═══ Items

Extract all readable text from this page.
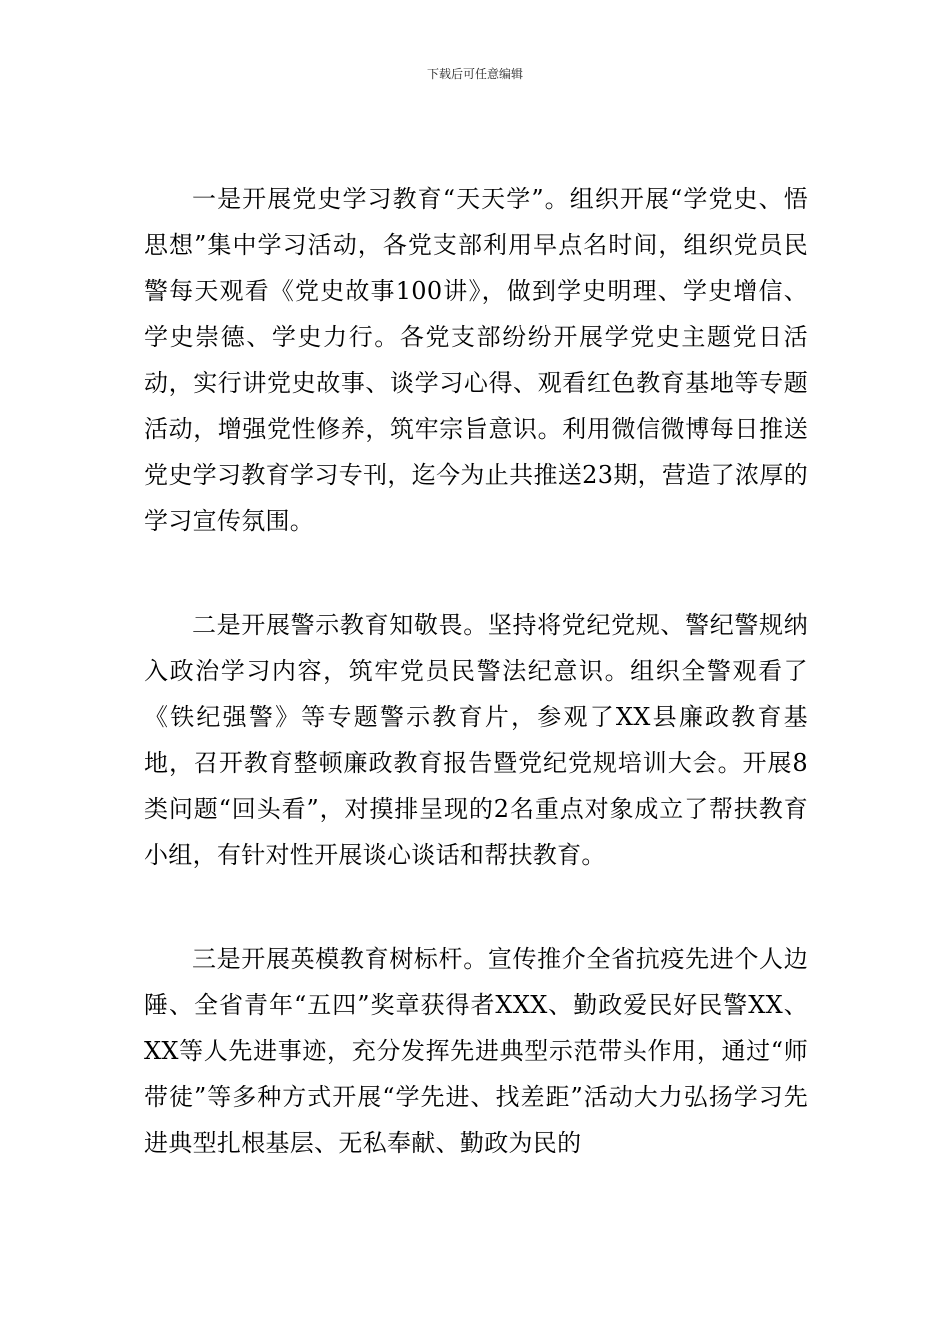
下载后可任意编辑

一是开展党史学习教育“天天学”。组织开展“学党史、悟思想”集中学习活动，各党支部利用早点名时间，组织党员民警每天观看《党史故事100讲》，做到学史明理、学史增信、学史崇德、学史力行。各党支部纷纷开展学党史主题党日活动，实行讲党史故事、谈学习心得、观看红色教育基地等专题活动，增强党性修养，筑牢宗旨意识。利用微信微博每日推送党史学习教育学习专刊，迄今为止共推送23期，营造了浓厚的学习宣传氛围。

二是开展警示教育知敬畏。坚持将党纪党规、警纪警规纳入政治学习内容，筑牢党员民警法纪意识。组织全警观看了《铁纪强警》等专题警示教育片，参观了XX县廉政教育基地，召开教育整顿廉政教育报告暨党纪党规培训大会。开展8类问题“回头看”，对摸排呈现的2名重点对象成立了帮扶教育小组，有针对性开展谈心谈话和帮扶教育。

三是开展英模教育树标杆。宣传推介全省抗疫先进个人边陲、全省青年“五四”奖章获得者XXX、勤政爱民好民警XX、XX等人先进事迹，充分发挥先进典型示范带头作用，通过“师带徒”等多种方式开展“学先进、找差距”活动大力弘扬学习先进典型扎根基层、无私奉献、勤政为民的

══════

(Given exercise) Quote the material exactly. Pictures stay out.

(Task answer)
Extract all readable text from this page.
下载后可任意编辑

一是开展党史学习教育“天天学”。组织开展“学党史、悟思想”集中学习活动，各党支部利用早点名时间，组织党员民警每天观看《党史故事100讲》，做到学史明理、学史增信、学史崇德、学史力行。各党支部纷纷开展学党史主题党日活动，实行讲党史故事、谈学习心得、观看红色教育基地等专题活动，增强党性修养，筑牢宗旨意识。利用微信微博每日推送党史学习教育学习专刊，迄今为止共推送23期，营造了浓厚的学习宣传氛围。

二是开展警示教育知敬畏。坚持将党纪党规、警纪警规纳入政治学习内容，筑牢党员民警法纪意识。组织全警观看了《铁纪强警》等专题警示教育片，参观了XX县廉政教育基地，召开教育整顿廉政教育报告暨党纪党规培训大会。开展8类问题“回头看”，对摸排呈现的2名重点对象成立了帮扶教育小组，有针对性开展谈心谈话和帮扶教育。

三是开展英模教育树标杆。宣传推介全省抗疫先进个人边陲、全省青年“五四”奖章获得者XXX、勤政爱民好民警XX、XX等人先进事迹，充分发挥先进典型示范带头作用，通过“师带徒”等多种方式开展“学先进、找差距”活动大力弘扬学习先进典型扎根基层、无私奉献、勤政为民的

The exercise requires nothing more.